A block of data
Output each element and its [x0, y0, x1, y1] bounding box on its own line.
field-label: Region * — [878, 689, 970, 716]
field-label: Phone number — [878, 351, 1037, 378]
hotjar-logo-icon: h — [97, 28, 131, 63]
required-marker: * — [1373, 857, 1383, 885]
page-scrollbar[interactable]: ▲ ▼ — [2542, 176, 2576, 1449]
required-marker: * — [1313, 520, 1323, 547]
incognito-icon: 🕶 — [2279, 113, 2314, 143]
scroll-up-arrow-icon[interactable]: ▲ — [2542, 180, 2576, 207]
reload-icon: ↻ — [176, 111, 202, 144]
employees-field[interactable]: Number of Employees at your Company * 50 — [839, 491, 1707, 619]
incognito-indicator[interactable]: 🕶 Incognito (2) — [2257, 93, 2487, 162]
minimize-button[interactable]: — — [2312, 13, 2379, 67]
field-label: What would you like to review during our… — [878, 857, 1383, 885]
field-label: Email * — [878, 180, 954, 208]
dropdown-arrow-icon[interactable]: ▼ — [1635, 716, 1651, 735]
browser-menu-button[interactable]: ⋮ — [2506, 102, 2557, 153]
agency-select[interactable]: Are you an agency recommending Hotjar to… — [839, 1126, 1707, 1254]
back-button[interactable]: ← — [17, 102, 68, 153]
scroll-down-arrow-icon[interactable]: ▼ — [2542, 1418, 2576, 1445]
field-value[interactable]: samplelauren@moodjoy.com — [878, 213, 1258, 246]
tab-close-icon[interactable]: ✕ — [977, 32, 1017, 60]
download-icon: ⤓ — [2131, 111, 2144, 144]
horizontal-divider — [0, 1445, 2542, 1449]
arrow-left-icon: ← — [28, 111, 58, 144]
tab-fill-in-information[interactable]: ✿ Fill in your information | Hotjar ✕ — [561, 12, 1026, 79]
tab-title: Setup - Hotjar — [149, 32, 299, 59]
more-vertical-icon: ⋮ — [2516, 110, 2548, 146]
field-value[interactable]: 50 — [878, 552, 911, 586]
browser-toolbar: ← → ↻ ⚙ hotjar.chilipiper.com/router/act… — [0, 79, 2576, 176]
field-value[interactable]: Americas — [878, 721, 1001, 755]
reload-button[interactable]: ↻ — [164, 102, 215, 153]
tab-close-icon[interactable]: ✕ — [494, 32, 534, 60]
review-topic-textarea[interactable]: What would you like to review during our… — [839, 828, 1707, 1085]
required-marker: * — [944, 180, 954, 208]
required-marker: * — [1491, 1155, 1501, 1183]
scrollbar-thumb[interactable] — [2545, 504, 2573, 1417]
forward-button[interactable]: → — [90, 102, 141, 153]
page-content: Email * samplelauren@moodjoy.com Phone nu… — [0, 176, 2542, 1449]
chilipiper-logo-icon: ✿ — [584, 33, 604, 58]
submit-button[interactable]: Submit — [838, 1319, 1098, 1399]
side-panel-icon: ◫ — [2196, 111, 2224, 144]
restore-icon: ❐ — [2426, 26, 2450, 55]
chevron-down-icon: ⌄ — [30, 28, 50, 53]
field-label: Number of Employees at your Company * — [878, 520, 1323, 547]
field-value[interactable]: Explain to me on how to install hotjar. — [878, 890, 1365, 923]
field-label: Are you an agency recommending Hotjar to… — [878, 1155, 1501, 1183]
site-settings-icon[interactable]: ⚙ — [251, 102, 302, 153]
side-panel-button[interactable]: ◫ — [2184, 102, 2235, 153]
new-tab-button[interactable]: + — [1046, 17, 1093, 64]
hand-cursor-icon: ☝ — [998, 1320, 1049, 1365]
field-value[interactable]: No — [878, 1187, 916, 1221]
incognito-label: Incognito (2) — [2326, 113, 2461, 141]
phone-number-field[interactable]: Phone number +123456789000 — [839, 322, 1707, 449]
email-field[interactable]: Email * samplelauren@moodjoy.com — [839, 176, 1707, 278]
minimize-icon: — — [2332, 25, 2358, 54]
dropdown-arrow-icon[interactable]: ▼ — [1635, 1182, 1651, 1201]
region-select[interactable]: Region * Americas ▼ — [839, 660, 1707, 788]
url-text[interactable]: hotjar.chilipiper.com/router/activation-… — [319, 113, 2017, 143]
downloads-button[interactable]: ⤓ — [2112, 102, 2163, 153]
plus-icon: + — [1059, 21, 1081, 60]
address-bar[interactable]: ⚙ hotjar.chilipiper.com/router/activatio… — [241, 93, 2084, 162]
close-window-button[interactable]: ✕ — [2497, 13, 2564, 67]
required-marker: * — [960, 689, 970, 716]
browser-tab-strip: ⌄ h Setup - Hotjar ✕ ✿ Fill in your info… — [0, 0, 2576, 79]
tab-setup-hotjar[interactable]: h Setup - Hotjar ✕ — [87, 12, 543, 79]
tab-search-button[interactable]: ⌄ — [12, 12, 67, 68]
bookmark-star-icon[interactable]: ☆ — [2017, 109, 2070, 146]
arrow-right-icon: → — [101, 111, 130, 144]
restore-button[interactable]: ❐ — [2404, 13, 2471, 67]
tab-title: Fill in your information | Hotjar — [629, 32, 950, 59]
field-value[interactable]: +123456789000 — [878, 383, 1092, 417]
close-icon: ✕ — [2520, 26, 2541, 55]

The task:
Rename "required-marker" to "asterisk-marker" throughout the items and write out every line again with nothing else altered.

Solution to the problem:
Output each element and its [x0, y0, x1, y1] bounding box on its own line.
field-label: Region * — [878, 689, 970, 716]
field-label: Phone number — [878, 351, 1037, 378]
hotjar-logo-icon: h — [97, 28, 131, 63]
asterisk-marker: * — [1373, 857, 1383, 885]
page-scrollbar[interactable]: ▲ ▼ — [2542, 176, 2576, 1449]
asterisk-marker: * — [1313, 520, 1323, 547]
incognito-icon: 🕶 — [2279, 113, 2314, 143]
scroll-up-arrow-icon[interactable]: ▲ — [2542, 180, 2576, 207]
reload-icon: ↻ — [176, 111, 202, 144]
employees-field[interactable]: Number of Employees at your Company * 50 — [839, 491, 1707, 619]
incognito-indicator[interactable]: 🕶 Incognito (2) — [2257, 93, 2487, 162]
minimize-button[interactable]: — — [2312, 13, 2379, 67]
field-label: What would you like to review during our… — [878, 857, 1383, 885]
field-label: Email * — [878, 180, 954, 208]
dropdown-arrow-icon[interactable]: ▼ — [1635, 716, 1651, 735]
browser-menu-button[interactable]: ⋮ — [2506, 102, 2557, 153]
agency-select[interactable]: Are you an agency recommending Hotjar to… — [839, 1126, 1707, 1254]
back-button[interactable]: ← — [17, 102, 68, 153]
scroll-down-arrow-icon[interactable]: ▼ — [2542, 1418, 2576, 1445]
field-value[interactable]: samplelauren@moodjoy.com — [878, 213, 1258, 246]
tab-close-icon[interactable]: ✕ — [977, 32, 1017, 60]
download-icon: ⤓ — [2131, 111, 2144, 144]
horizontal-divider — [0, 1445, 2542, 1449]
arrow-left-icon: ← — [28, 111, 58, 144]
tab-fill-in-information[interactable]: ✿ Fill in your information | Hotjar ✕ — [561, 12, 1026, 79]
tab-title: Setup - Hotjar — [149, 32, 299, 59]
more-vertical-icon: ⋮ — [2516, 110, 2548, 146]
field-value[interactable]: 50 — [878, 552, 911, 586]
browser-toolbar: ← → ↻ ⚙ hotjar.chilipiper.com/router/act… — [0, 79, 2576, 176]
field-value[interactable]: Americas — [878, 721, 1001, 755]
reload-button[interactable]: ↻ — [164, 102, 215, 153]
tab-close-icon[interactable]: ✕ — [494, 32, 534, 60]
review-topic-textarea[interactable]: What would you like to review during our… — [839, 828, 1707, 1085]
asterisk-marker: * — [944, 180, 954, 208]
asterisk-marker: * — [1491, 1155, 1501, 1183]
scrollbar-thumb[interactable] — [2545, 504, 2573, 1417]
forward-button[interactable]: → — [90, 102, 141, 153]
page-content: Email * samplelauren@moodjoy.com Phone nu… — [0, 176, 2542, 1449]
chilipiper-logo-icon: ✿ — [584, 33, 604, 58]
submit-button[interactable]: Submit — [838, 1319, 1098, 1399]
side-panel-icon: ◫ — [2196, 111, 2224, 144]
restore-icon: ❐ — [2426, 26, 2450, 55]
chevron-down-icon: ⌄ — [30, 28, 50, 53]
field-label: Number of Employees at your Company * — [878, 520, 1323, 547]
field-value[interactable]: Explain to me on how to install hotjar. — [878, 890, 1365, 923]
field-label: Are you an agency recommending Hotjar to… — [878, 1155, 1501, 1183]
site-settings-icon[interactable]: ⚙ — [251, 102, 302, 153]
side-panel-button[interactable]: ◫ — [2184, 102, 2235, 153]
new-tab-button[interactable]: + — [1046, 17, 1093, 64]
hand-cursor-icon: ☝ — [998, 1320, 1049, 1365]
field-value[interactable]: No — [878, 1187, 916, 1221]
incognito-label: Incognito (2) — [2326, 113, 2461, 141]
phone-number-field[interactable]: Phone number +123456789000 — [839, 322, 1707, 449]
email-field[interactable]: Email * samplelauren@moodjoy.com — [839, 176, 1707, 278]
minimize-icon: — — [2332, 25, 2358, 54]
dropdown-arrow-icon[interactable]: ▼ — [1635, 1182, 1651, 1201]
region-select[interactable]: Region * Americas ▼ — [839, 660, 1707, 788]
url-text[interactable]: hotjar.chilipiper.com/router/activation-… — [319, 113, 2017, 143]
downloads-button[interactable]: ⤓ — [2112, 102, 2163, 153]
plus-icon: + — [1059, 21, 1081, 60]
address-bar[interactable]: ⚙ hotjar.chilipiper.com/router/activatio… — [241, 93, 2084, 162]
close-window-button[interactable]: ✕ — [2497, 13, 2564, 67]
asterisk-marker: * — [960, 689, 970, 716]
browser-tab-strip: ⌄ h Setup - Hotjar ✕ ✿ Fill in your info… — [0, 0, 2576, 79]
tab-setup-hotjar[interactable]: h Setup - Hotjar ✕ — [87, 12, 543, 79]
tab-search-button[interactable]: ⌄ — [12, 12, 67, 68]
bookmark-star-icon[interactable]: ☆ — [2017, 109, 2070, 146]
arrow-right-icon: → — [101, 111, 130, 144]
restore-button[interactable]: ❐ — [2404, 13, 2471, 67]
tab-title: Fill in your information | Hotjar — [629, 32, 950, 59]
field-value[interactable]: +123456789000 — [878, 383, 1092, 417]
close-icon: ✕ — [2520, 26, 2541, 55]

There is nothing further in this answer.